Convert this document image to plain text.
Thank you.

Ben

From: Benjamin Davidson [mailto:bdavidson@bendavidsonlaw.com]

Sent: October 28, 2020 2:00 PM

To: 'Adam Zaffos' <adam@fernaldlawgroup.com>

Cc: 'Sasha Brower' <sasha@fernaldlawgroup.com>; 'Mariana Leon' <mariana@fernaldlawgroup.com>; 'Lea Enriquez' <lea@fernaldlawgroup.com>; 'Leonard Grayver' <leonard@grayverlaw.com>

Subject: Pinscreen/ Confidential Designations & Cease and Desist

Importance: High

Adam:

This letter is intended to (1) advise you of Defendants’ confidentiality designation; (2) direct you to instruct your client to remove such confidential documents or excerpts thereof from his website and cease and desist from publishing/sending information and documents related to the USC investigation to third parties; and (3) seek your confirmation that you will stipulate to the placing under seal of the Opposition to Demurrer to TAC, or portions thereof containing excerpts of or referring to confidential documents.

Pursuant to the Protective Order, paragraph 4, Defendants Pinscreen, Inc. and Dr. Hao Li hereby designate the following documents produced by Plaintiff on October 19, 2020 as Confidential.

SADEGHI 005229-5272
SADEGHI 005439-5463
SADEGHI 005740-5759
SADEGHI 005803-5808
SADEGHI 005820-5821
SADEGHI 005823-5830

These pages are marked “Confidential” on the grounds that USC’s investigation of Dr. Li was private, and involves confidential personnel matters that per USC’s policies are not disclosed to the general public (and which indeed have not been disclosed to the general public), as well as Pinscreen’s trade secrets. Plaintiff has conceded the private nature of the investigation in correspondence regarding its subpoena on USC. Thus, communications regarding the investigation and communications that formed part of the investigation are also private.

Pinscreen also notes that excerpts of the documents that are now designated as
****************
_What to work on:_ Reproduce the full set of records precisely.

_Reply:_
Convert this document image to plain text.
Thank you.

Ben

From: Benjamin Davidson [mailto:bdavidson@bendavidsonlaw.com]

Sent: October 28, 2020 2:00 PM

To: 'Adam Zaffos' <adam@fernaldlawgroup.com>

Cc: 'Sasha Brower' <sasha@fernaldlawgroup.com>; 'Mariana Leon' <mariana@fernaldlawgroup.com>; 'Lea Enriquez' <lea@fernaldlawgroup.com>; 'Leonard Grayver' <leonard@grayverlaw.com>

Subject: Pinscreen/ Confidential Designations & Cease and Desist

Importance: High

Adam:

This letter is intended to (1) advise you of Defendants’ confidentiality designation; (2) direct you to instruct your client to remove such confidential documents or excerpts thereof from his website and cease and desist from publishing/sending information and documents related to the USC investigation to third parties; and (3) seek your confirmation that you will stipulate to the placing under seal of the Opposition to Demurrer to TAC, or portions thereof containing excerpts of or referring to confidential documents.

Pursuant to the Protective Order, paragraph 4, Defendants Pinscreen, Inc. and Dr. Hao Li hereby designate the following documents produced by Plaintiff on October 19, 2020 as Confidential.

SADEGHI 005229-5272
SADEGHI 005439-5463
SADEGHI 005740-5759
SADEGHI 005803-5808
SADEGHI 005820-5821
SADEGHI 005823-5830

These pages are marked “Confidential” on the grounds that USC’s investigation of Dr. Li was private, and involves confidential personnel matters that per USC’s policies are not disclosed to the general public (and which indeed have not been disclosed to the general public), as well as Pinscreen’s trade secrets. Plaintiff has conceded the private nature of the investigation in correspondence regarding its subpoena on USC. Thus, communications regarding the investigation and communications that formed part of the investigation are also private.

Pinscreen also notes that excerpts of the documents that are now designated as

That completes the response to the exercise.